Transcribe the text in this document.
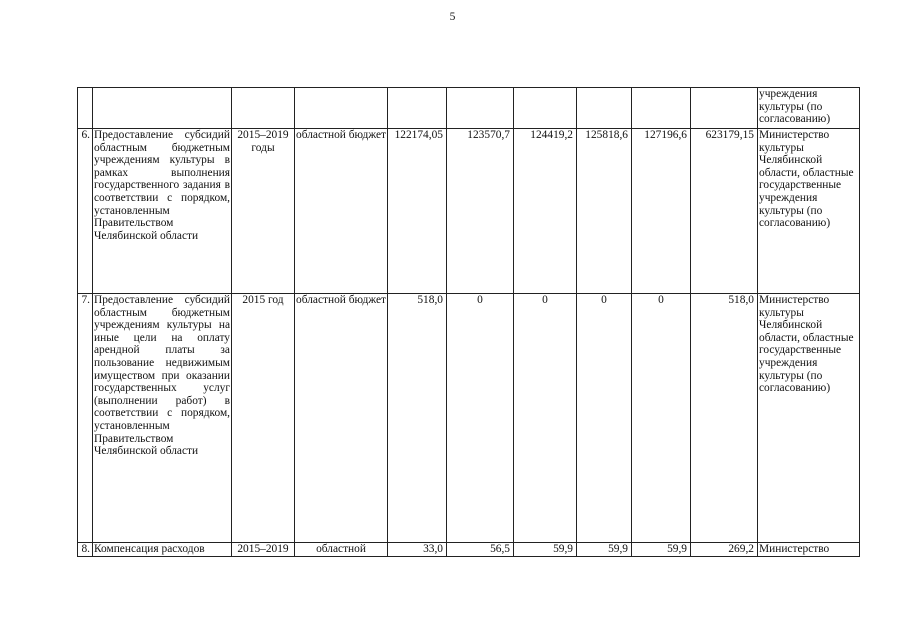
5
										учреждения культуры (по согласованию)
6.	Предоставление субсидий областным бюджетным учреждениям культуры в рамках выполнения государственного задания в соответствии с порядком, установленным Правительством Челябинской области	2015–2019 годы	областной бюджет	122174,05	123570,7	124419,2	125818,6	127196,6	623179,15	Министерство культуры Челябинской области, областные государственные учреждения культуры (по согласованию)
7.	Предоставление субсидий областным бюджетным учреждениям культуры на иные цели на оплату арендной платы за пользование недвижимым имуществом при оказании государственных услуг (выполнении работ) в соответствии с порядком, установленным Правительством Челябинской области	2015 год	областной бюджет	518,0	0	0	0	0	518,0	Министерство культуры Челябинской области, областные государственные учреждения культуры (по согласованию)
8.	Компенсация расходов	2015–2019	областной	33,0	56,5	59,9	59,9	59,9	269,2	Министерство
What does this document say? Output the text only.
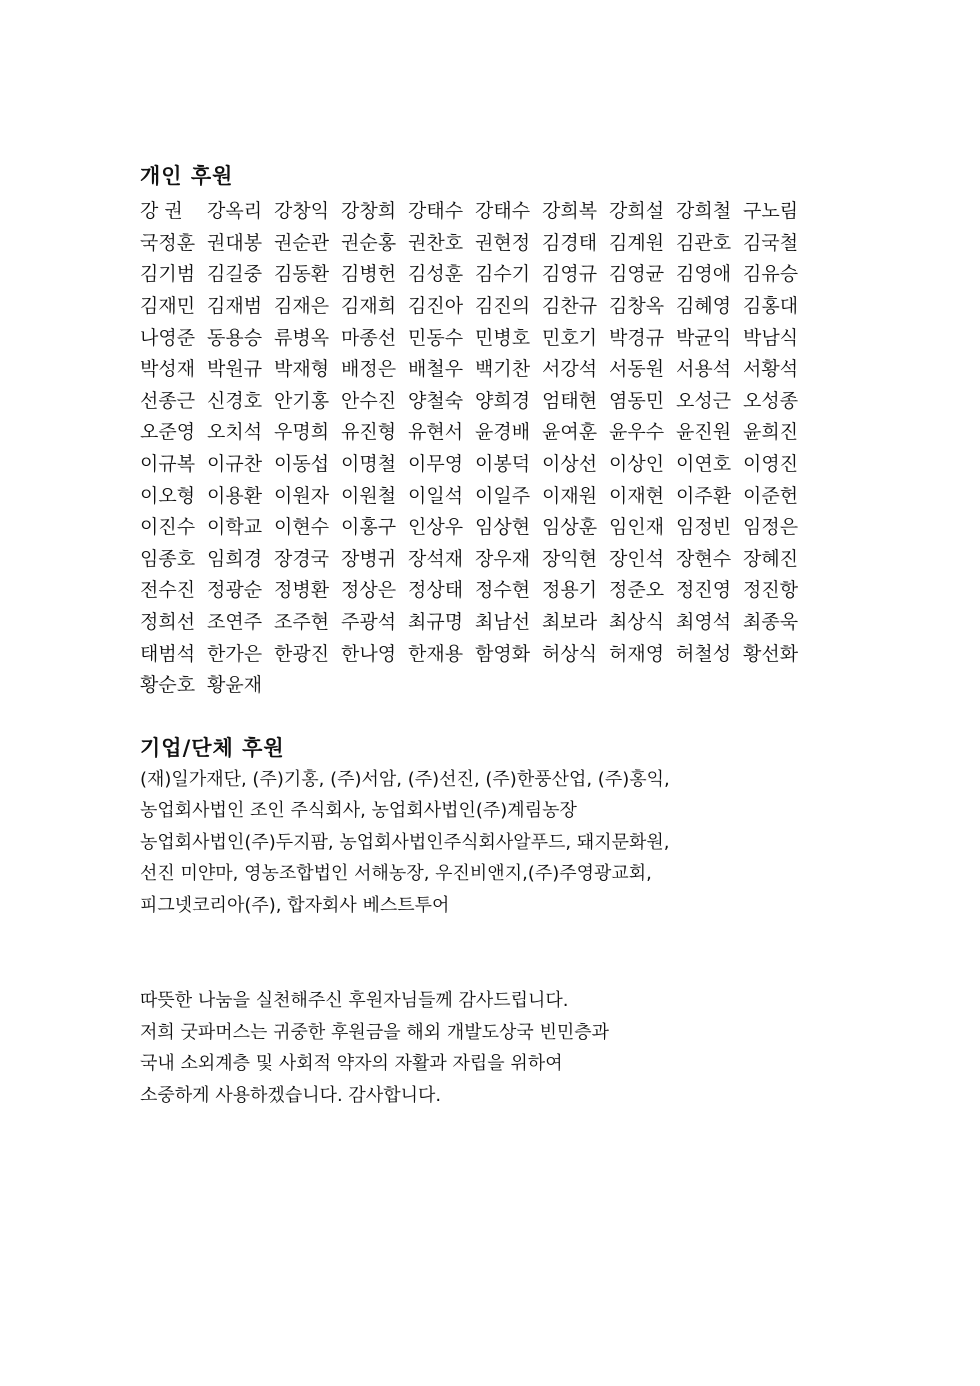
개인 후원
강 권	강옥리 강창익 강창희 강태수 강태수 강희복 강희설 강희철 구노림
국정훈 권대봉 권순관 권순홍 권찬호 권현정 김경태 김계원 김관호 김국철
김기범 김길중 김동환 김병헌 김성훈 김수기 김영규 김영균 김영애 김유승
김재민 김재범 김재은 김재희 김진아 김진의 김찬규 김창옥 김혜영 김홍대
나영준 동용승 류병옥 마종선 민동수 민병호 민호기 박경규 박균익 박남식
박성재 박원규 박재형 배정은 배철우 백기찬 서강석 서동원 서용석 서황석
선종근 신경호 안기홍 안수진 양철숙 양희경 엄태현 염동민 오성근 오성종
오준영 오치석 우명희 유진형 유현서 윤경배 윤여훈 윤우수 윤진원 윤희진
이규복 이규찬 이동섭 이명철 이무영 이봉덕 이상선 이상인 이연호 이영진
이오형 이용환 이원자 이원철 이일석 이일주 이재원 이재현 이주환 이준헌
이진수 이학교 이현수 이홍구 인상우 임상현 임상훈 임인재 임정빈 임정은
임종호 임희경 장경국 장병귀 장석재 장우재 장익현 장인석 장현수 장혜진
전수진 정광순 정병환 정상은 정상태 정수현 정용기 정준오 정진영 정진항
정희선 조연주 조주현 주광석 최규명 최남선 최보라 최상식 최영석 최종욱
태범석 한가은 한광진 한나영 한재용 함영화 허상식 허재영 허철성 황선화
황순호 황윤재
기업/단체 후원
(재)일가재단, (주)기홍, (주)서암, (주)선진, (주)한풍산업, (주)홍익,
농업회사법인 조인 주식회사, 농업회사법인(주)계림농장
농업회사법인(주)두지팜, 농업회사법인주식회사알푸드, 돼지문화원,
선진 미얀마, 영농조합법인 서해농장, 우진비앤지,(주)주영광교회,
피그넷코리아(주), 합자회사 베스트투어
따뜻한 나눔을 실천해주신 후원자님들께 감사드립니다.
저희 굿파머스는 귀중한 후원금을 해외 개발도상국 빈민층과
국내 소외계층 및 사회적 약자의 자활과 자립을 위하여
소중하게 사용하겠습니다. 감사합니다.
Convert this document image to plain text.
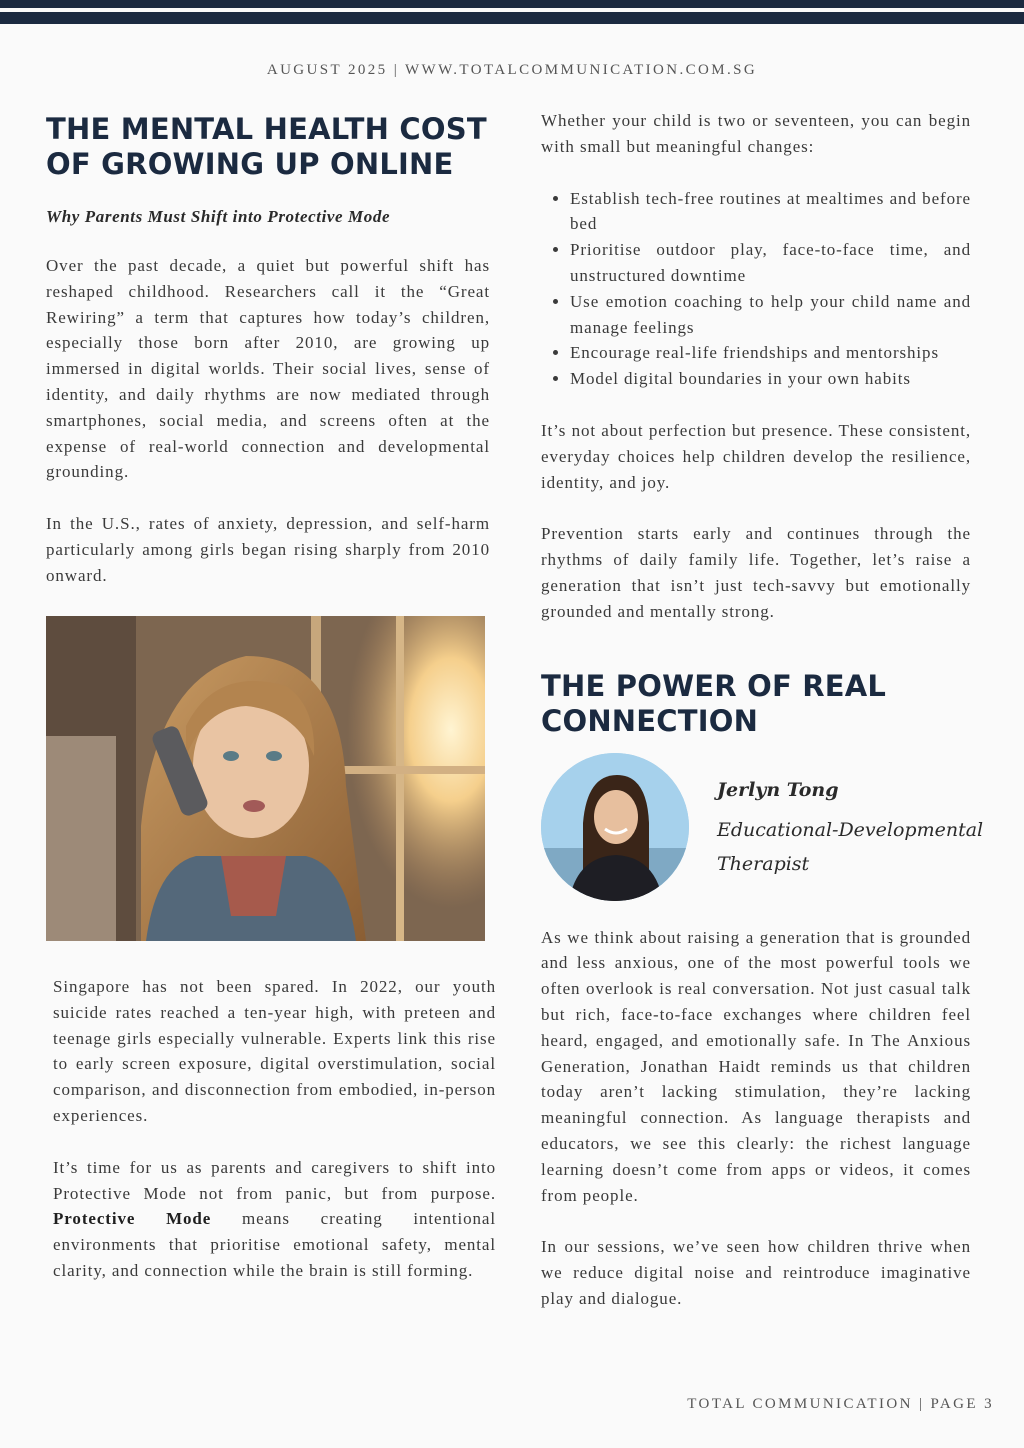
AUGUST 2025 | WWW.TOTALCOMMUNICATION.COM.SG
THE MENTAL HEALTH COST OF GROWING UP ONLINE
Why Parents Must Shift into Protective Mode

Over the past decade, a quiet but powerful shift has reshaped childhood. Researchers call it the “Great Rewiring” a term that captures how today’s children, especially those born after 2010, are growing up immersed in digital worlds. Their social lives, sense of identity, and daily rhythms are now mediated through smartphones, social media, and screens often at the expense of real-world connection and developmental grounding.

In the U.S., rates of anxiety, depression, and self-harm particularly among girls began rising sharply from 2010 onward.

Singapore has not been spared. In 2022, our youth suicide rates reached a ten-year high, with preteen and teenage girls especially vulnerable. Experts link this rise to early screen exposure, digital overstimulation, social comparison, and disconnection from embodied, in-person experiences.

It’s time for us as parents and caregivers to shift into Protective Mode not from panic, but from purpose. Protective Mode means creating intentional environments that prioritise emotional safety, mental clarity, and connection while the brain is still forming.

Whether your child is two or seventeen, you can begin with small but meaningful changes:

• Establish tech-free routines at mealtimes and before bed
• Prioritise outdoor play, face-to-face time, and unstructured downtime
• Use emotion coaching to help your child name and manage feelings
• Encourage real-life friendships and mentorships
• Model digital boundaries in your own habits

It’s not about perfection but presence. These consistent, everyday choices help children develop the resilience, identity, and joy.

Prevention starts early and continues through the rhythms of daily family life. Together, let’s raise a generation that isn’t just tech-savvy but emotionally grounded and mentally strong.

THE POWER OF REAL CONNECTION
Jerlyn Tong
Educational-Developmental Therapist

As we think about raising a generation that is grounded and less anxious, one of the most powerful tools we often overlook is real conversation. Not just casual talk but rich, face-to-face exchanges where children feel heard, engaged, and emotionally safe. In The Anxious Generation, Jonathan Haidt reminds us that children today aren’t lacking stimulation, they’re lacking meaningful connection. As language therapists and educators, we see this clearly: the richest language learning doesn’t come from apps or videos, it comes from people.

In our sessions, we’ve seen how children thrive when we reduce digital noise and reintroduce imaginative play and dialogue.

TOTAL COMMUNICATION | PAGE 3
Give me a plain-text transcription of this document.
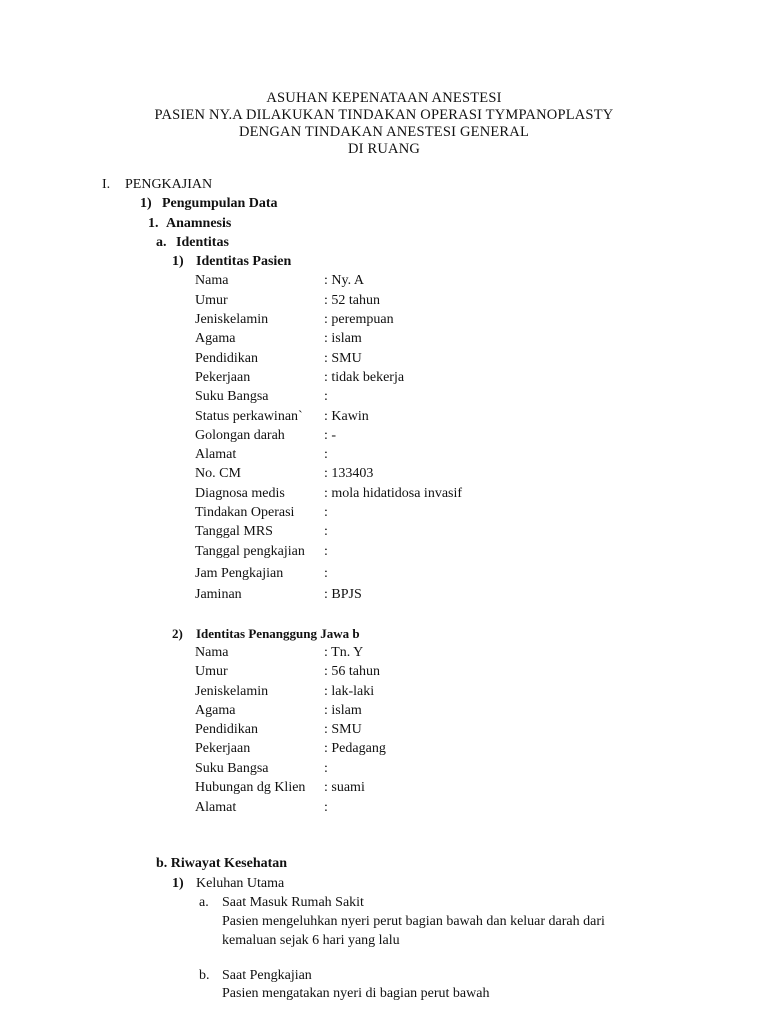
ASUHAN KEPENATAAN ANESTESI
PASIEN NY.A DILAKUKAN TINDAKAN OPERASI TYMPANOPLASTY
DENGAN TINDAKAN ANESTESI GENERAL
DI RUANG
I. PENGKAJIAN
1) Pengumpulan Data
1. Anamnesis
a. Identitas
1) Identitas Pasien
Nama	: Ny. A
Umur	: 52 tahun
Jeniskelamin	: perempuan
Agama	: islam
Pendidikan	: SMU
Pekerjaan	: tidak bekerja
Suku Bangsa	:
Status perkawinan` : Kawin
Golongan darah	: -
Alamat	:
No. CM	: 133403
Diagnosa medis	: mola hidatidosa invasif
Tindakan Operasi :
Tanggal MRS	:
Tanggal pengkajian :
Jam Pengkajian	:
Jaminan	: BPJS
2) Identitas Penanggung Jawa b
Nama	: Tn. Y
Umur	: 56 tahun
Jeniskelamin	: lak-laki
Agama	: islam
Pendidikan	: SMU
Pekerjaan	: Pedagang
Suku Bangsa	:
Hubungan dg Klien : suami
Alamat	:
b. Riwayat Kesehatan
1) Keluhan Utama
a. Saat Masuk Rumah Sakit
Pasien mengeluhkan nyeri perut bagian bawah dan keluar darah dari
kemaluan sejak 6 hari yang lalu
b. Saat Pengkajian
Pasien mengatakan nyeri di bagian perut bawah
※ ※ ※
Requirements:
Output the material word for word, omitting its pictures.

Task answer:
Transcribe the text in this document.
5
										учреждения культуры (по согласованию)
6.	Предоставление субсидий областным бюджетным учреждениям культуры в рамках выполнения государственного задания в соответствии с порядком, установленным Правительством Челябинской области	2015–2019 годы	областной бюджет	122174,05	123570,7	124419,2	125818,6	127196,6	623179,15	Министерство культуры Челябинской области, областные государственные учреждения культуры (по согласованию)
7.	Предоставление субсидий областным бюджетным учреждениям культуры на иные цели на оплату арендной платы за пользование недвижимым имуществом при оказании государственных услуг (выполнении работ) в соответствии с порядком, установленным Правительством Челябинской области	2015 год	областной бюджет	518,0	0	0	0	0	518,0	Министерство культуры Челябинской области, областные государственные учреждения культуры (по согласованию)
8.	Компенсация расходов	2015–2019	областной	33,0	56,5	59,9	59,9	59,9	269,2	Министерство
What does this document say? Output the text only.
개인 후원
강 권	강옥리 강창익 강창희 강태수 강태수 강희복 강희설 강희철 구노림
국정훈 권대봉 권순관 권순홍 권찬호 권현정 김경태 김계원 김관호 김국철
김기범 김길중 김동환 김병헌 김성훈 김수기 김영규 김영균 김영애 김유승
김재민 김재범 김재은 김재희 김진아 김진의 김찬규 김창옥 김혜영 김홍대
나영준 동용승 류병옥 마종선 민동수 민병호 민호기 박경규 박균익 박남식
박성재 박원규 박재형 배정은 배철우 백기찬 서강석 서동원 서용석 서황석
선종근 신경호 안기홍 안수진 양철숙 양희경 엄태현 염동민 오성근 오성종
오준영 오치석 우명희 유진형 유현서 윤경배 윤여훈 윤우수 윤진원 윤희진
이규복 이규찬 이동섭 이명철 이무영 이봉덕 이상선 이상인 이연호 이영진
이오형 이용환 이원자 이원철 이일석 이일주 이재원 이재현 이주환 이준헌
이진수 이학교 이현수 이홍구 인상우 임상현 임상훈 임인재 임정빈 임정은
임종호 임희경 장경국 장병귀 장석재 장우재 장익현 장인석 장현수 장혜진
전수진 정광순 정병환 정상은 정상태 정수현 정용기 정준오 정진영 정진항
정희선 조연주 조주현 주광석 최규명 최남선 최보라 최상식 최영석 최종욱
태범석 한가은 한광진 한나영 한재용 함영화 허상식 허재영 허철성 황선화
황순호 황윤재
기업/단체 후원
(재)일가재단, (주)기홍, (주)서암, (주)선진, (주)한풍산업, (주)홍익,
농업회사법인 조인 주식회사, 농업회사법인(주)계림농장
농업회사법인(주)두지팜, 농업회사법인주식회사알푸드, 돼지문화원,
선진 미얀마, 영농조합법인 서해농장, 우진비앤지,(주)주영광교회,
피그넷코리아(주), 합자회사 베스트투어
따뜻한 나눔을 실천해주신 후원자님들께 감사드립니다.
저희 굿파머스는 귀중한 후원금을 해외 개발도상국 빈민층과
국내 소외계층 및 사회적 약자의 자활과 자립을 위하여
소중하게 사용하겠습니다. 감사합니다.
Convert this document image to plain text.
AUGUST 2025 | WWW.TOTALCOMMUNICATION.COM.SG
THE MENTAL HEALTH COST OF GROWING UP ONLINE
Why Parents Must Shift into Protective Mode

Over the past decade, a quiet but powerful shift has reshaped childhood. Researchers call it the “Great Rewiring” a term that captures how today’s children, especially those born after 2010, are growing up immersed in digital worlds. Their social lives, sense of identity, and daily rhythms are now mediated through smartphones, social media, and screens often at the expense of real-world connection and developmental grounding.

In the U.S., rates of anxiety, depression, and self-harm particularly among girls began rising sharply from 2010 onward.

Singapore has not been spared. In 2022, our youth suicide rates reached a ten-year high, with preteen and teenage girls especially vulnerable. Experts link this rise to early screen exposure, digital overstimulation, social comparison, and disconnection from embodied, in-person experiences.

It’s time for us as parents and caregivers to shift into Protective Mode not from panic, but from purpose. Protective Mode means creating intentional environments that prioritise emotional safety, mental clarity, and connection while the brain is still forming.

Whether your child is two or seventeen, you can begin with small but meaningful changes:

• Establish tech-free routines at mealtimes and before bed
• Prioritise outdoor play, face-to-face time, and unstructured downtime
• Use emotion coaching to help your child name and manage feelings
• Encourage real-life friendships and mentorships
• Model digital boundaries in your own habits

It’s not about perfection but presence. These consistent, everyday choices help children develop the resilience, identity, and joy.

Prevention starts early and continues through the rhythms of daily family life. Together, let’s raise a generation that isn’t just tech-savvy but emotionally grounded and mentally strong.

THE POWER OF REAL CONNECTION
Jerlyn Tong
Educational-Developmental Therapist

As we think about raising a generation that is grounded and less anxious, one of the most powerful tools we often overlook is real conversation. Not just casual talk but rich, face-to-face exchanges where children feel heard, engaged, and emotionally safe. In The Anxious Generation, Jonathan Haidt reminds us that children today aren’t lacking stimulation, they’re lacking meaningful connection. As language therapists and educators, we see this clearly: the richest language learning doesn’t come from apps or videos, it comes from people.

In our sessions, we’ve seen how children thrive when we reduce digital noise and reintroduce imaginative play and dialogue.

TOTAL COMMUNICATION | PAGE 3
Give me a plain-text transcription of this document.
ASUHAN KEPENATAAN ANESTESI
PASIEN NY.A DILAKUKAN TINDAKAN OPERASI TYMPANOPLASTY
DENGAN TINDAKAN ANESTESI GENERAL
DI RUANG
I. PENGKAJIAN
1) Pengumpulan Data
1. Anamnesis
a. Identitas
1) Identitas Pasien
Nama	: Ny. A
Umur	: 52 tahun
Jeniskelamin	: perempuan
Agama	: islam
Pendidikan	: SMU
Pekerjaan	: tidak bekerja
Suku Bangsa	:
Status perkawinan` : Kawin
Golongan darah	: -
Alamat	:
No. CM	: 133403
Diagnosa medis	: mola hidatidosa invasif
Tindakan Operasi :
Tanggal MRS	:
Tanggal pengkajian :
Jam Pengkajian	:
Jaminan	: BPJS
2) Identitas Penanggung Jawa b
Nama	: Tn. Y
Umur	: 56 tahun
Jeniskelamin	: lak-laki
Agama	: islam
Pendidikan	: SMU
Pekerjaan	: Pedagang
Suku Bangsa	:
Hubungan dg Klien : suami
Alamat	:
b. Riwayat Kesehatan
1) Keluhan Utama
a. Saat Masuk Rumah Sakit
Pasien mengeluhkan nyeri perut bagian bawah dan keluar darah dari
kemaluan sejak 6 hari yang lalu
b. Saat Pengkajian
Pasien mengatakan nyeri di bagian perut bawah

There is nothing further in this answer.